■ WHAT IS BEING ASKED: Restate the complete material exactly.

[Stored data]
============
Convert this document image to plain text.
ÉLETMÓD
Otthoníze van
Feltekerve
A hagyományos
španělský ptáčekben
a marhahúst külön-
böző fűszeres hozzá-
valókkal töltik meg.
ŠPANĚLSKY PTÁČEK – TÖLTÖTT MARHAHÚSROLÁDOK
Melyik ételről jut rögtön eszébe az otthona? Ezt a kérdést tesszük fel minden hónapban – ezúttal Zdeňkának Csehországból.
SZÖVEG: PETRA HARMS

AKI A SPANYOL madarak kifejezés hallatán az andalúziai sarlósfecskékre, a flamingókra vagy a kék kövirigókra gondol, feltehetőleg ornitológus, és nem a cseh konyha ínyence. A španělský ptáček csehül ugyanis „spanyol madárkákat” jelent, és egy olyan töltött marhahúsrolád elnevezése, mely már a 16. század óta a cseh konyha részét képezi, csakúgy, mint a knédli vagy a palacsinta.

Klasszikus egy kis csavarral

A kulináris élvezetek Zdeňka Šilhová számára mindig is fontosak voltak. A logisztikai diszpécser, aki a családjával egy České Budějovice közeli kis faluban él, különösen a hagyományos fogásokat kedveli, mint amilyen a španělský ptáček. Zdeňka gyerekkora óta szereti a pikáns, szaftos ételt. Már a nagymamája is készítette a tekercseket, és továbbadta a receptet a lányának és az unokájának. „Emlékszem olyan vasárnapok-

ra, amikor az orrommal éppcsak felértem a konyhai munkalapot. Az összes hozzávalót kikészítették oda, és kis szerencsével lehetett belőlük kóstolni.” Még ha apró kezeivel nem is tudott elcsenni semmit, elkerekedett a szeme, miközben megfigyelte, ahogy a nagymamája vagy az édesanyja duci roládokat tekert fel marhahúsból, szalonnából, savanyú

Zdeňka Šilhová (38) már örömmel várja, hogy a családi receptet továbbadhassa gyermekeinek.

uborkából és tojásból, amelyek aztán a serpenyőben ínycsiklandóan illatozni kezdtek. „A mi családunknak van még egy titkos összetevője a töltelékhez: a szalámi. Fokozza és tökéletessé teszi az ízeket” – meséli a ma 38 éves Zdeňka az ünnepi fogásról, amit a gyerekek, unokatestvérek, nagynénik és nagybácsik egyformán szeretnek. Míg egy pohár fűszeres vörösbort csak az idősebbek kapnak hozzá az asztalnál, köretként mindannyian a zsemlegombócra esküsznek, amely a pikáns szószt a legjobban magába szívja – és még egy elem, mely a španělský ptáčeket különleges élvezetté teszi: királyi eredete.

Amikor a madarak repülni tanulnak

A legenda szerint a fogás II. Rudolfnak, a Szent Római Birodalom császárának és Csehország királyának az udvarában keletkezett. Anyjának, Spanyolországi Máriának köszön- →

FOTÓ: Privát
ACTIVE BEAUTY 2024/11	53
============
■ OUTPUT FOR THIS TASK:
Convert this document image to plain text.
ÉLETMÓD
Otthoníze van
Feltekerve
A hagyományos
španělský ptáčekben
a marhahúst külön-
böző fűszeres hozzá-
valókkal töltik meg.
ŠPANĚLSKY PTÁČEK – TÖLTÖTT MARHAHÚSROLÁDOK
Melyik ételről jut rögtön eszébe az otthona? Ezt a kérdést tesszük fel minden hónapban – ezúttal Zdeňkának Csehországból.
SZÖVEG: PETRA HARMS

AKI A SPANYOL madarak kifejezés hallatán az andalúziai sarlósfecskékre, a flamingókra vagy a kék kövirigókra gondol, feltehetőleg ornitológus, és nem a cseh konyha ínyence. A španělský ptáček csehül ugyanis „spanyol madárkákat” jelent, és egy olyan töltött marhahúsrolád elnevezése, mely már a 16. század óta a cseh konyha részét képezi, csakúgy, mint a knédli vagy a palacsinta.

Klasszikus egy kis csavarral

A kulináris élvezetek Zdeňka Šilhová számára mindig is fontosak voltak. A logisztikai diszpécser, aki a családjával egy České Budějovice közeli kis faluban él, különösen a hagyományos fogásokat kedveli, mint amilyen a španělský ptáček. Zdeňka gyerekkora óta szereti a pikáns, szaftos ételt. Már a nagymamája is készítette a tekercseket, és továbbadta a receptet a lányának és az unokájának. „Emlékszem olyan vasárnapok-

ra, amikor az orrommal éppcsak felértem a konyhai munkalapot. Az összes hozzávalót kikészítették oda, és kis szerencsével lehetett belőlük kóstolni.” Még ha apró kezeivel nem is tudott elcsenni semmit, elkerekedett a szeme, miközben megfigyelte, ahogy a nagymamája vagy az édesanyja duci roládokat tekert fel marhahúsból, szalonnából, savanyú

Zdeňka Šilhová (38) már örömmel várja, hogy a családi receptet továbbadhassa gyermekeinek.

uborkából és tojásból, amelyek aztán a serpenyőben ínycsiklandóan illatozni kezdtek. „A mi családunknak van még egy titkos összetevője a töltelékhez: a szalámi. Fokozza és tökéletessé teszi az ízeket” – meséli a ma 38 éves Zdeňka az ünnepi fogásról, amit a gyerekek, unokatestvérek, nagynénik és nagybácsik egyformán szeretnek. Míg egy pohár fűszeres vörösbort csak az idősebbek kapnak hozzá az asztalnál, köretként mindannyian a zsemlegombócra esküsznek, amely a pikáns szószt a legjobban magába szívja – és még egy elem, mely a španělský ptáčeket különleges élvezetté teszi: királyi eredete.

Amikor a madarak repülni tanulnak

A legenda szerint a fogás II. Rudolfnak, a Szent Római Birodalom császárának és Csehország királyának az udvarában keletkezett. Anyjának, Spanyolországi Máriának köszön- →

FOTÓ: Privát
ACTIVE BEAUTY 2024/11	53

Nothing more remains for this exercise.